-- Given instruction 1 --
According to the physics lab course page, how much is the Course Materials and Service Fee?

Note on Working Together

          Research in physics is facilitated by close cooperation and collaboration among those involved.  Indeed, if scientists did not share results and argue over interpretations, new discoveries and insights would be much fewer and further between. You will find in the 111 Lab that you learn a great deal from working and talking with your classmates, especially your lab partner. However, as in other courses, each student will be given a grade based solely on his or her individual achievements. Each student must turn in his/her own lab report, in his/her own words. This requirement is not intended to reduce cooperation or discussion in or out of the lab. On the contrary, we encourage you to discuss your results with other students and to try to make sense of them together. The final product, however, must be your own work.

          What is not acceptable?  In general, use common sense. Raw data and good ideas should be shared with your classmates, but text, analysis, graphs, figures, and derivations of equations should be completed alone. If you have any questions, please ask the lab staff.

          In summary, each student must do his or her own work. Failure to do so will result in an "F" for the course.



Course Material Fee

Physics 111A Instrumentation students are assessed a Course Materials and Service Fee (CMSF) of $175 to cover the cost of expendable supplies and materials used in the course.  These fees are collected after the fifth (5th) week of classes and will be included in each students’ CARS (Campus Accounts Receivables System) statement.  Income from the CMFS is kept in a separate account that is used only for the purchase of supplies and expendable materials for Physics 111. Equipment purchase and repair, computers, and staff salaries are paid for by the Physics Department, not by student CMSF.

 You can sign out a VB-108 type breadboard and keep it for your own use from the back wall of the lab. That lets you build a circuit one day, and still work on later days. You can keep the breadboard in a slot in the lab (recommended; pieces tend to fall out when you transport them) or take it with you.


Assignment Due Dates:       Turn assignments into Physics 111A Bcourses online see due dates below by 11:59 PM.


Lab Title

Lab Start Date

Report Due Date



Introductory & Linear Circuits I

(longer lab)

Mon. June 5

Mon. June 12

Full Report for Full Grading online turnin

through Bcourses 100pts




Linear Circuits II

Friday June 9

Friday June 16

Type up Notebook online turnin

through Bcourses 100pts


Semiconductor Diodes

Thursday June 15

Wed. June 21

Full Report



JFET Circuits I

Tues. June 20

Mon. June 26

Type up Notebook online turnin

through Bcourses 100pts


JFET Circuits II

Friday  June 23

Friday June 30

Full Report for Full Grading


Op Amps I

Thursday June 29

Thurs. July 6

Type up Notebook online turnin

through Bcourses 100pts


Op Amps II (longer lab)

-- Layout dataset entries --

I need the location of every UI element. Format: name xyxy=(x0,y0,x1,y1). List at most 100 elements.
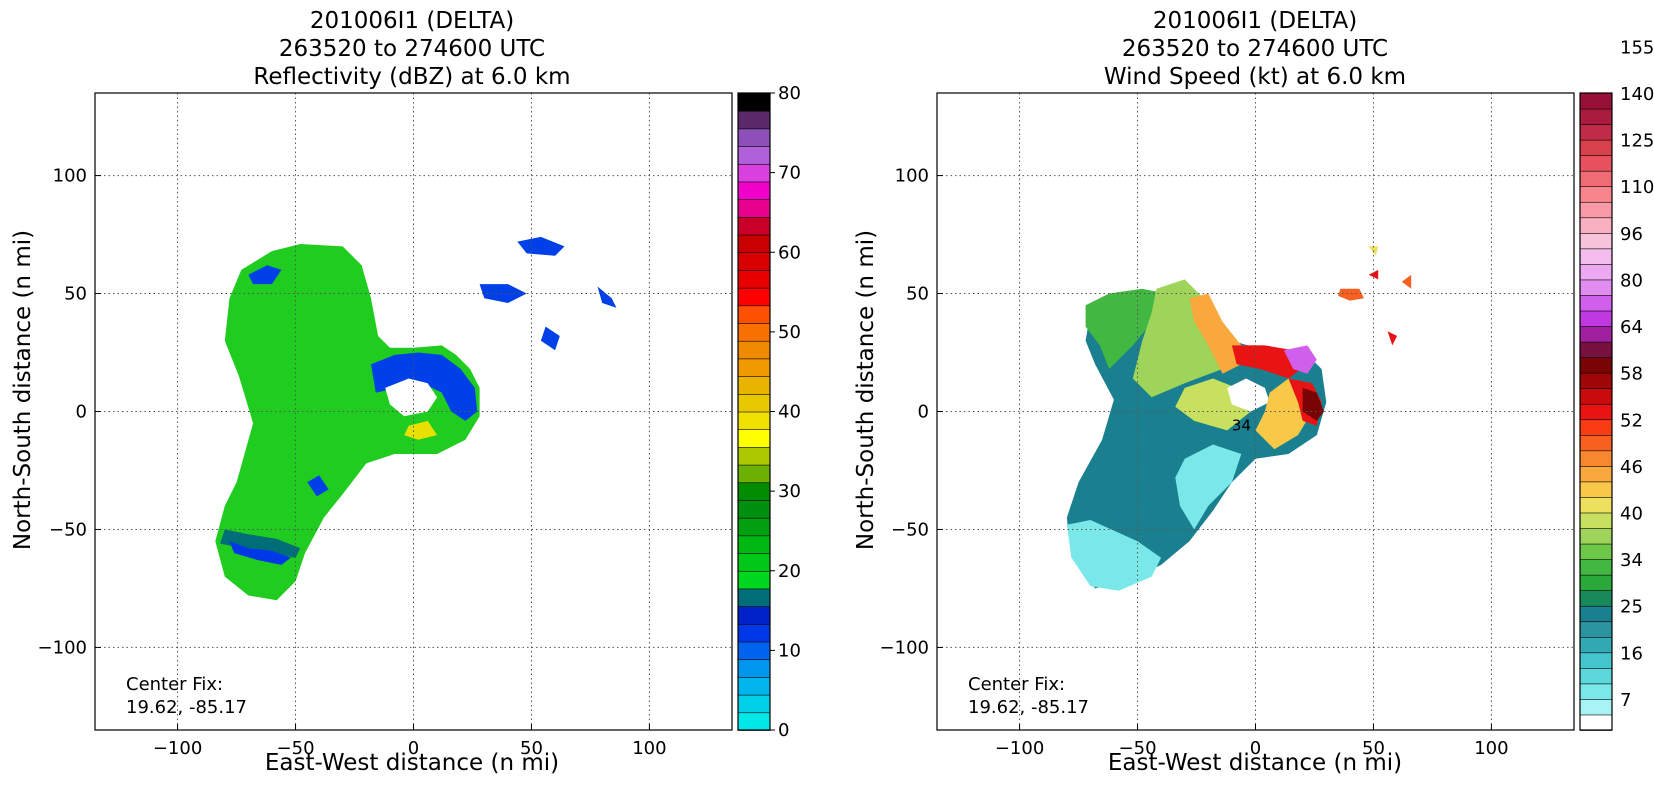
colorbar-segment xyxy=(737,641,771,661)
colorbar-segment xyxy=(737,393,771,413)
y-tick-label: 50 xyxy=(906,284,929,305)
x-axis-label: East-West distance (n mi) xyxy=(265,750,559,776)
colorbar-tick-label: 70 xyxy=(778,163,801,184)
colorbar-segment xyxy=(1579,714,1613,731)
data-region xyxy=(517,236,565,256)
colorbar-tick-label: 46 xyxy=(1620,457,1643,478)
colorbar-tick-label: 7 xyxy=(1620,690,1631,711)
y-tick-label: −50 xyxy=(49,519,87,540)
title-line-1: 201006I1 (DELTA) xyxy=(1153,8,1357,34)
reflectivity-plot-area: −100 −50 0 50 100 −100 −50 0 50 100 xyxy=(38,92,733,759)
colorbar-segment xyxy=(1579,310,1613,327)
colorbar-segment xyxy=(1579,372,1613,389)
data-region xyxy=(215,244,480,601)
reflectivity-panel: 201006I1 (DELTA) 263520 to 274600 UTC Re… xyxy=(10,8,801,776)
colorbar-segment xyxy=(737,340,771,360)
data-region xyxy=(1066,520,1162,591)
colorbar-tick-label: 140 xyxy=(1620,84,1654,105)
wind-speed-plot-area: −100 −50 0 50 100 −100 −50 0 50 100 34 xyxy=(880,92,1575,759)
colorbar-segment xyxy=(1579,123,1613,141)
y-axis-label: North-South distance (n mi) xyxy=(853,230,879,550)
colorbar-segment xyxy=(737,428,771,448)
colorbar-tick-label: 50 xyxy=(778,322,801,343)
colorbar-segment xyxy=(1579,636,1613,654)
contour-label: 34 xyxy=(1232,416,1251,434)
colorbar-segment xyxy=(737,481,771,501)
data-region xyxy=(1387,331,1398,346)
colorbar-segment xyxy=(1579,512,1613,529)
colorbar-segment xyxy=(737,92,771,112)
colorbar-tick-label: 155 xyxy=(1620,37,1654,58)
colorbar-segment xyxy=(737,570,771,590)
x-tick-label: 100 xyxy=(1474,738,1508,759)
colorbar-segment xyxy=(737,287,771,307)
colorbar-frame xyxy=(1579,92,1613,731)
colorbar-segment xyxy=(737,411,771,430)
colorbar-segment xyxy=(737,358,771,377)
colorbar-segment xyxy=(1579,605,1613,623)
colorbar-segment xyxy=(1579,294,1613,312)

-- Given instruction 2 --
Update the whole listing by replacing "colorbar-segment" with "color-scale-segment" and keeping everything else the same. Leave the pictures out of your answer.

-- Correct result 1 --
$175

-- Correct result 2 --
I need the location of every UI element. Format: name xyxy=(x0,y0,x1,y1). List at most 100 elements.
color-scale-segment xyxy=(737,641,771,661)
color-scale-segment xyxy=(737,393,771,413)
y-tick-label: 50 xyxy=(906,284,929,305)
x-axis-label: East-West distance (n mi) xyxy=(265,750,559,776)
colorbar-tick-label: 70 xyxy=(778,163,801,184)
color-scale-segment xyxy=(1579,714,1613,731)
data-region xyxy=(517,236,565,256)
colorbar-tick-label: 46 xyxy=(1620,457,1643,478)
colorbar-tick-label: 7 xyxy=(1620,690,1631,711)
y-tick-label: −50 xyxy=(49,519,87,540)
title-line-1: 201006I1 (DELTA) xyxy=(1153,8,1357,34)
reflectivity-plot-area: −100 −50 0 50 100 −100 −50 0 50 100 xyxy=(38,92,733,759)
color-scale-segment xyxy=(1579,310,1613,327)
color-scale-segment xyxy=(1579,372,1613,389)
data-region xyxy=(215,244,480,601)
reflectivity-panel: 201006I1 (DELTA) 263520 to 274600 UTC Re… xyxy=(10,8,801,776)
color-scale-segment xyxy=(737,340,771,360)
data-region xyxy=(1066,520,1162,591)
colorbar-tick-label: 140 xyxy=(1620,84,1654,105)
wind-speed-plot-area: −100 −50 0 50 100 −100 −50 0 50 100 34 xyxy=(880,92,1575,759)
color-scale-segment xyxy=(1579,123,1613,141)
y-axis-label: North-South distance (n mi) xyxy=(853,230,879,550)
color-scale-segment xyxy=(737,428,771,448)
colorbar-tick-label: 50 xyxy=(778,322,801,343)
color-scale-segment xyxy=(1579,636,1613,654)
contour-label: 34 xyxy=(1232,416,1251,434)
color-scale-segment xyxy=(737,481,771,501)
data-region xyxy=(1387,331,1398,346)
color-scale-segment xyxy=(1579,512,1613,529)
color-scale-segment xyxy=(737,92,771,112)
colorbar-tick-label: 155 xyxy=(1620,37,1654,58)
color-scale-segment xyxy=(737,570,771,590)
x-tick-label: 100 xyxy=(1474,738,1508,759)
color-scale-segment xyxy=(737,287,771,307)
colorbar-frame xyxy=(1579,92,1613,731)
color-scale-segment xyxy=(737,411,771,430)
color-scale-segment xyxy=(737,358,771,377)
color-scale-segment xyxy=(1579,605,1613,623)
color-scale-segment xyxy=(1579,294,1613,312)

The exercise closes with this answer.